## JOB
Count lines holding the string "margin" in the data that follows. Reply with one number only.

## AVAILABLE RECORDS
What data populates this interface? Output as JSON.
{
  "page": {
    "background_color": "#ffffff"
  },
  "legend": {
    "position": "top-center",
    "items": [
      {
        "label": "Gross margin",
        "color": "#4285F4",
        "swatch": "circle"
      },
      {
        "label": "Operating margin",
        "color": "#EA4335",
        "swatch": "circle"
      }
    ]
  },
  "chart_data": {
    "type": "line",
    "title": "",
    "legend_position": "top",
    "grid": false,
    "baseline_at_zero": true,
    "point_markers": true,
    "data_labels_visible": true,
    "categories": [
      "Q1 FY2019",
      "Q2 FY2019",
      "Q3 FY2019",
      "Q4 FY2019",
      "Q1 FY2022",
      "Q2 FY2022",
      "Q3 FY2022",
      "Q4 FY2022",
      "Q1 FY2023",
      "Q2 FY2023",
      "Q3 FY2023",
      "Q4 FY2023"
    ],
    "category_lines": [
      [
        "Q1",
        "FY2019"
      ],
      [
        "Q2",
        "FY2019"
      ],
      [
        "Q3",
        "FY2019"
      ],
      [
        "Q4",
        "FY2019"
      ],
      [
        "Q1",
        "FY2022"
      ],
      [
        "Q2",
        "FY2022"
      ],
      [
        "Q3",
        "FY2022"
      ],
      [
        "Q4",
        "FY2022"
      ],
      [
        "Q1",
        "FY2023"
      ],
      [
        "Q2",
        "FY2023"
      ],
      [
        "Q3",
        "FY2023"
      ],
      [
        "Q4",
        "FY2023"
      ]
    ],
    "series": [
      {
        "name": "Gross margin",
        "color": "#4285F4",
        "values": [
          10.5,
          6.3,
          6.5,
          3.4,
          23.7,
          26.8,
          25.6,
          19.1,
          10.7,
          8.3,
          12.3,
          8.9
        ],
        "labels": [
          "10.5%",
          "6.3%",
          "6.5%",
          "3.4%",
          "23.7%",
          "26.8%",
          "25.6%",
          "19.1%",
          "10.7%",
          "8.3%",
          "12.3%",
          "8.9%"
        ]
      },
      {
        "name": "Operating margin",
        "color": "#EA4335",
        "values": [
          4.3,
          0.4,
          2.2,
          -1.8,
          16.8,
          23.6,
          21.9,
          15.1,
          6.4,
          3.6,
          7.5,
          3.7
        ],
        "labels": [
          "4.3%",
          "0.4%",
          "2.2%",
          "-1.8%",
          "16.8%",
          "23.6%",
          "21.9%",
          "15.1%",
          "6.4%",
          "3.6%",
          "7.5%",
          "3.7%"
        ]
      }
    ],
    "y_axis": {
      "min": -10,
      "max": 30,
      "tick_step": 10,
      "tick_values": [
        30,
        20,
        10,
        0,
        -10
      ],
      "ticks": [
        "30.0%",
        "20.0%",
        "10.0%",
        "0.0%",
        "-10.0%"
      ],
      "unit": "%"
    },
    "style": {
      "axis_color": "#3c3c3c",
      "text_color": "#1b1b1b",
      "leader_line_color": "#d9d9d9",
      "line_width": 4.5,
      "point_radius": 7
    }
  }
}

## FULL OUTPUT
4